[Some records]
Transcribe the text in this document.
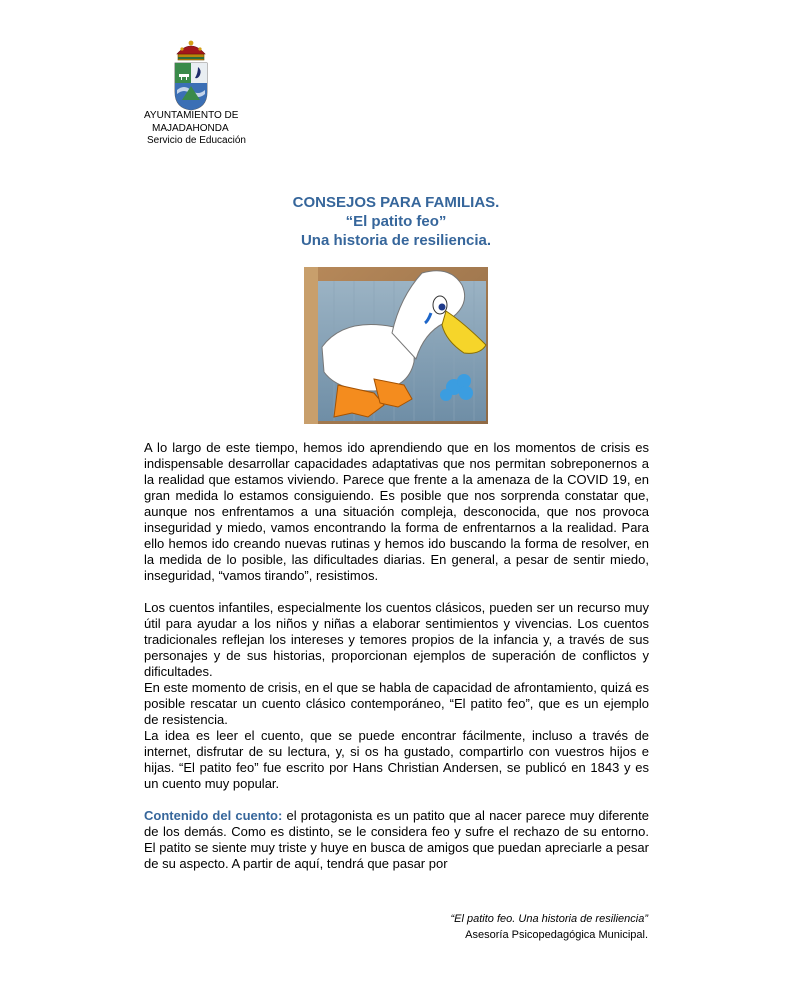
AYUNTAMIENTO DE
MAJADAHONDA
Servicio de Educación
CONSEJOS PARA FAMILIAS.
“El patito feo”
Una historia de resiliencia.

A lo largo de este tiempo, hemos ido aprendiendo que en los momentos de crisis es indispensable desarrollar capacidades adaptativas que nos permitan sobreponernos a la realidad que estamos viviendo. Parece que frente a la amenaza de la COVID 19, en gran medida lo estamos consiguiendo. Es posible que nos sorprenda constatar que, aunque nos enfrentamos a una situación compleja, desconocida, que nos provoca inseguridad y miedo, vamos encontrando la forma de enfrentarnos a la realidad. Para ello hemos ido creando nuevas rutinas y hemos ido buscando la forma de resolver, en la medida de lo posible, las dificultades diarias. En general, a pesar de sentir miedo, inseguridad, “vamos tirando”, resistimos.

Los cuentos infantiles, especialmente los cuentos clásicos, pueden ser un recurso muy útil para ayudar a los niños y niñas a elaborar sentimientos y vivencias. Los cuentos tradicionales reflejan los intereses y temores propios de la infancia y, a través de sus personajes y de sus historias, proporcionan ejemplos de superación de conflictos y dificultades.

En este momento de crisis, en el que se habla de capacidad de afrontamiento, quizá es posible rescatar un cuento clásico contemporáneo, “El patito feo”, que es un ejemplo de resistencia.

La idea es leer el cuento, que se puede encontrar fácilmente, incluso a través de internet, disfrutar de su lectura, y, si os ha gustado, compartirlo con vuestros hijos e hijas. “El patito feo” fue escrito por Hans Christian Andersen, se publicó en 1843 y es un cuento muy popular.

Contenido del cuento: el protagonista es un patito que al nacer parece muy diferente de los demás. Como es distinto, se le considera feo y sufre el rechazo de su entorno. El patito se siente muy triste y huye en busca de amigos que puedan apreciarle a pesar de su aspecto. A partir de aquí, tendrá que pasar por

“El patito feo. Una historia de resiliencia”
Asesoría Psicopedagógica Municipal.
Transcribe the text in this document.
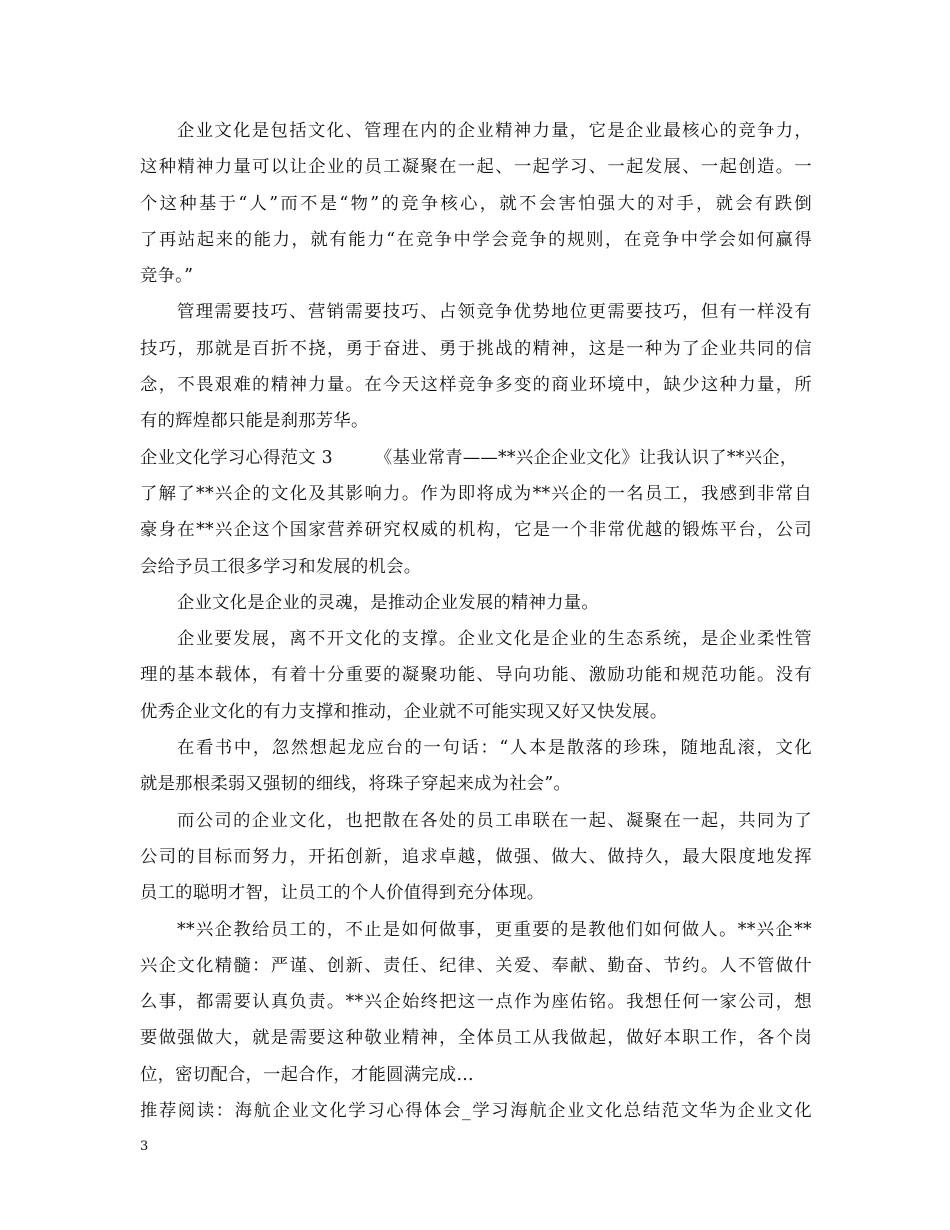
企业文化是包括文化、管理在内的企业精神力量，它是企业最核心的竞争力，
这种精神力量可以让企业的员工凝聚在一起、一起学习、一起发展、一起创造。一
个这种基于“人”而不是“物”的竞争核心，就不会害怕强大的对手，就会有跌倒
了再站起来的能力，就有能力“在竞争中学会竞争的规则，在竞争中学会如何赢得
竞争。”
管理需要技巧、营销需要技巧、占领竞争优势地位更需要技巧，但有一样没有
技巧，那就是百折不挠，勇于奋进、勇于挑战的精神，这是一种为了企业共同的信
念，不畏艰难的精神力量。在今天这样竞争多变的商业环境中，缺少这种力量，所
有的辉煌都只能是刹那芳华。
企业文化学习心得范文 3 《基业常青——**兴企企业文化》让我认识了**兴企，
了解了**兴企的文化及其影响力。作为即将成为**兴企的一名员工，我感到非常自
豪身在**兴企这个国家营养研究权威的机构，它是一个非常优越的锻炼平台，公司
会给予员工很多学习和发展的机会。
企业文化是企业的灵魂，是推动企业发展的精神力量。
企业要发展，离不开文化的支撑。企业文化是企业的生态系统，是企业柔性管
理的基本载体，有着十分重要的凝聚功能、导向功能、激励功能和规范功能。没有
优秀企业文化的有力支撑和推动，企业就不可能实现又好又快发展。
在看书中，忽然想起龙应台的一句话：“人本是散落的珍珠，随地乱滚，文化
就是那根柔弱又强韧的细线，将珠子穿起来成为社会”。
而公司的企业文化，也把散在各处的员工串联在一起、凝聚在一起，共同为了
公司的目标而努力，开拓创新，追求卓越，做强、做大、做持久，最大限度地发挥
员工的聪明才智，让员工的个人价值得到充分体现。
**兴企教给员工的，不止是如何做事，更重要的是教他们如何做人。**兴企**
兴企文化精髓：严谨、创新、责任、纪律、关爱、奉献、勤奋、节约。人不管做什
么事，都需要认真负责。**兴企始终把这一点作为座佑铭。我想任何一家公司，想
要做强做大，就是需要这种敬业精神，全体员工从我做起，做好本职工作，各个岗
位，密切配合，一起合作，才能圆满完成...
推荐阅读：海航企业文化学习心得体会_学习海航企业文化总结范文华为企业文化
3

**SHORT TASK:** Print each entry shown above with exact wording and no pictures.

**FINISHED ANSWER:**
Transcribe the text in this document.
AYUNTAMIENTO DE
MAJADAHONDA
Servicio de Educación
CONSEJOS PARA FAMILIAS.
“El patito feo”
Una historia de resiliencia.

A lo largo de este tiempo, hemos ido aprendiendo que en los momentos de crisis es indispensable desarrollar capacidades adaptativas que nos permitan sobreponernos a la realidad que estamos viviendo. Parece que frente a la amenaza de la COVID 19, en gran medida lo estamos consiguiendo. Es posible que nos sorprenda constatar que, aunque nos enfrentamos a una situación compleja, desconocida, que nos provoca inseguridad y miedo, vamos encontrando la forma de enfrentarnos a la realidad. Para ello hemos ido creando nuevas rutinas y hemos ido buscando la forma de resolver, en la medida de lo posible, las dificultades diarias. En general, a pesar de sentir miedo, inseguridad, “vamos tirando”, resistimos.

Los cuentos infantiles, especialmente los cuentos clásicos, pueden ser un recurso muy útil para ayudar a los niños y niñas a elaborar sentimientos y vivencias. Los cuentos tradicionales reflejan los intereses y temores propios de la infancia y, a través de sus personajes y de sus historias, proporcionan ejemplos de superación de conflictos y dificultades.

En este momento de crisis, en el que se habla de capacidad de afrontamiento, quizá es posible rescatar un cuento clásico contemporáneo, “El patito feo”, que es un ejemplo de resistencia.

La idea es leer el cuento, que se puede encontrar fácilmente, incluso a través de internet, disfrutar de su lectura, y, si os ha gustado, compartirlo con vuestros hijos e hijas. “El patito feo” fue escrito por Hans Christian Andersen, se publicó en 1843 y es un cuento muy popular.

Contenido del cuento: el protagonista es un patito que al nacer parece muy diferente de los demás. Como es distinto, se le considera feo y sufre el rechazo de su entorno. El patito se siente muy triste y huye en busca de amigos que puedan apreciarle a pesar de su aspecto. A partir de aquí, tendrá que pasar por

“El patito feo. Una historia de resiliencia”
Asesoría Psicopedagógica Municipal.
Transcribe the text in this document.
企业文化是包括文化、管理在内的企业精神力量，它是企业最核心的竞争力，
这种精神力量可以让企业的员工凝聚在一起、一起学习、一起发展、一起创造。一
个这种基于“人”而不是“物”的竞争核心，就不会害怕强大的对手，就会有跌倒
了再站起来的能力，就有能力“在竞争中学会竞争的规则，在竞争中学会如何赢得
竞争。”
管理需要技巧、营销需要技巧、占领竞争优势地位更需要技巧，但有一样没有
技巧，那就是百折不挠，勇于奋进、勇于挑战的精神，这是一种为了企业共同的信
念，不畏艰难的精神力量。在今天这样竞争多变的商业环境中，缺少这种力量，所
有的辉煌都只能是刹那芳华。
企业文化学习心得范文 3 《基业常青——**兴企企业文化》让我认识了**兴企，
了解了**兴企的文化及其影响力。作为即将成为**兴企的一名员工，我感到非常自
豪身在**兴企这个国家营养研究权威的机构，它是一个非常优越的锻炼平台，公司
会给予员工很多学习和发展的机会。
企业文化是企业的灵魂，是推动企业发展的精神力量。
企业要发展，离不开文化的支撑。企业文化是企业的生态系统，是企业柔性管
理的基本载体，有着十分重要的凝聚功能、导向功能、激励功能和规范功能。没有
优秀企业文化的有力支撑和推动，企业就不可能实现又好又快发展。
在看书中，忽然想起龙应台的一句话：“人本是散落的珍珠，随地乱滚，文化
就是那根柔弱又强韧的细线，将珠子穿起来成为社会”。
而公司的企业文化，也把散在各处的员工串联在一起、凝聚在一起，共同为了
公司的目标而努力，开拓创新，追求卓越，做强、做大、做持久，最大限度地发挥
员工的聪明才智，让员工的个人价值得到充分体现。
**兴企教给员工的，不止是如何做事，更重要的是教他们如何做人。**兴企**
兴企文化精髓：严谨、创新、责任、纪律、关爱、奉献、勤奋、节约。人不管做什
么事，都需要认真负责。**兴企始终把这一点作为座佑铭。我想任何一家公司，想
要做强做大，就是需要这种敬业精神，全体员工从我做起，做好本职工作，各个岗
位，密切配合，一起合作，才能圆满完成...
推荐阅读：海航企业文化学习心得体会_学习海航企业文化总结范文华为企业文化
3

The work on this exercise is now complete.